— Start of DATA LISTING —
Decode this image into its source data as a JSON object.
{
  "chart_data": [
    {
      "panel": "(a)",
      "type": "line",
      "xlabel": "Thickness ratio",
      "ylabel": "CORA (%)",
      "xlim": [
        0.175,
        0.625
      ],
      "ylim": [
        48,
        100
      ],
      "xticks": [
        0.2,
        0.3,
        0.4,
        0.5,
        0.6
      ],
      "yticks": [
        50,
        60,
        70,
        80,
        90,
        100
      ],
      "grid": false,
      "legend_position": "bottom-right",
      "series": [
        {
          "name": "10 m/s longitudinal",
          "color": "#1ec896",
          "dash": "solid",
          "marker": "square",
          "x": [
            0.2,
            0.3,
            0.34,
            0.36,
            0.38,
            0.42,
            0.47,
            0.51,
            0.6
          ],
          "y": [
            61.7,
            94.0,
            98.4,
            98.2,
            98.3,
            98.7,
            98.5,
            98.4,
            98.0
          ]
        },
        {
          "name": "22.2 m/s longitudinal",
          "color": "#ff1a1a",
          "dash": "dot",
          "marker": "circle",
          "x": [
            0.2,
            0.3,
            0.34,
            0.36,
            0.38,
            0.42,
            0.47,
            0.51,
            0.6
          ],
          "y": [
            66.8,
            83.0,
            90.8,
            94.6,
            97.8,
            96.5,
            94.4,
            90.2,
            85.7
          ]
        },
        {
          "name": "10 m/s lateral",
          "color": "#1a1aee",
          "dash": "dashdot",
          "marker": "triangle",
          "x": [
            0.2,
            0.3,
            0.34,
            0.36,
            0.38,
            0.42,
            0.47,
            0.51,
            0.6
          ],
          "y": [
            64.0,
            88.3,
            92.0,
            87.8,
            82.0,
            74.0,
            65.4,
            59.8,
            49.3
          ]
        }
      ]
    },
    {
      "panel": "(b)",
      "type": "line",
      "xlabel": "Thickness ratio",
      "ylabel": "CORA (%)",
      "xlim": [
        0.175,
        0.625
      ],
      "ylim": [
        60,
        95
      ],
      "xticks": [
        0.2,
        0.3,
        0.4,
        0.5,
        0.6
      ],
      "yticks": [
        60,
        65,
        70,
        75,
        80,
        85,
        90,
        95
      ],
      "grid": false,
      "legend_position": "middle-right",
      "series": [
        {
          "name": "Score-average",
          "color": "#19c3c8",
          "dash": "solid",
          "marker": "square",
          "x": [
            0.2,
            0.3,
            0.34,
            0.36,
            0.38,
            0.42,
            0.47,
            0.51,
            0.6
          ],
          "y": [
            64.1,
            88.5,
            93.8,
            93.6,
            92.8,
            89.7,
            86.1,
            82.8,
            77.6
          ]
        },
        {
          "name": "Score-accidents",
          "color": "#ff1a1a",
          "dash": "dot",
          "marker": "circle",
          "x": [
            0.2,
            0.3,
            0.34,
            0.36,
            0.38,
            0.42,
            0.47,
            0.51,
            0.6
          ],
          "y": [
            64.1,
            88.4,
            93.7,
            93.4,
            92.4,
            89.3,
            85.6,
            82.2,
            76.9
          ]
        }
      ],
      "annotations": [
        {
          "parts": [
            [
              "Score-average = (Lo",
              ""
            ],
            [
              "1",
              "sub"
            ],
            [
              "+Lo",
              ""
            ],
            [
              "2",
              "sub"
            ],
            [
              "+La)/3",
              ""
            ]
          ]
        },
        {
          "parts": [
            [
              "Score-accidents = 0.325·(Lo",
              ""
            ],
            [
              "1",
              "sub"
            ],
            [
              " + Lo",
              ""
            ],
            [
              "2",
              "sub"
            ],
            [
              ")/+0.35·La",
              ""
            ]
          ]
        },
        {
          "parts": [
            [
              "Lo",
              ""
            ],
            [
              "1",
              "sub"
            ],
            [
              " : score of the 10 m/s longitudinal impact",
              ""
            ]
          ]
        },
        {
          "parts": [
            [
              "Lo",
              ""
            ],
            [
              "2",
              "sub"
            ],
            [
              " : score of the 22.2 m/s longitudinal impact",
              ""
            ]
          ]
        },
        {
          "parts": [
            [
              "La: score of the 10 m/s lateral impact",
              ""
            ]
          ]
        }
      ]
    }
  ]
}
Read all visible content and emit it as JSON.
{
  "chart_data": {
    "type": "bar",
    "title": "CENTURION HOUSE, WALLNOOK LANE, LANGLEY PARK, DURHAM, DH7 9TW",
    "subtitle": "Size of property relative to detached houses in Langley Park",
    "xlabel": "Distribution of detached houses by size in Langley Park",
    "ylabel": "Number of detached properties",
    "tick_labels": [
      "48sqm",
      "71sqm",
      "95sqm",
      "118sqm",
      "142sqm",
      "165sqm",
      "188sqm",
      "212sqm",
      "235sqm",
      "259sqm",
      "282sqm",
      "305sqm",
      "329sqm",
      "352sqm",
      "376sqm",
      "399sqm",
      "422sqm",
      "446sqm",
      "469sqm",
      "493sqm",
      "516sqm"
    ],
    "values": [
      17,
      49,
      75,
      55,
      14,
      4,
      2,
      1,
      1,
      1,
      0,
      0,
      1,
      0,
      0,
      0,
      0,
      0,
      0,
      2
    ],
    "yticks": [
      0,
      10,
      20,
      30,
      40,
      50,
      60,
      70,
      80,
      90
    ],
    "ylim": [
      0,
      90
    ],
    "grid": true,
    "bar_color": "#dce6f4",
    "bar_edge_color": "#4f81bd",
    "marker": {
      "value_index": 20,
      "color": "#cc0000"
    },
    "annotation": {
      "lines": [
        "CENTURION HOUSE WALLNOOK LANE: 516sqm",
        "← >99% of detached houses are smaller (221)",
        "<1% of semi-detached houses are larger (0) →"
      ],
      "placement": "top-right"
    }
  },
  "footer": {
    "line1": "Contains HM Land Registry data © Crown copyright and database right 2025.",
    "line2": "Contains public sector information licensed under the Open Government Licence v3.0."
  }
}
— End of DATA LISTING —
• [OBJECTIVE]
Search the entries for the string "longitudinal" and collect each line that has it.

• [OUTPUT OF THE EXERCISE]
          "name": "10 m/s longitudinal",
          "name": "22.2 m/s longitudinal",
              " : score of the 10 m/s longitudinal impact",
              " : score of the 22.2 m/s longitudinal impact",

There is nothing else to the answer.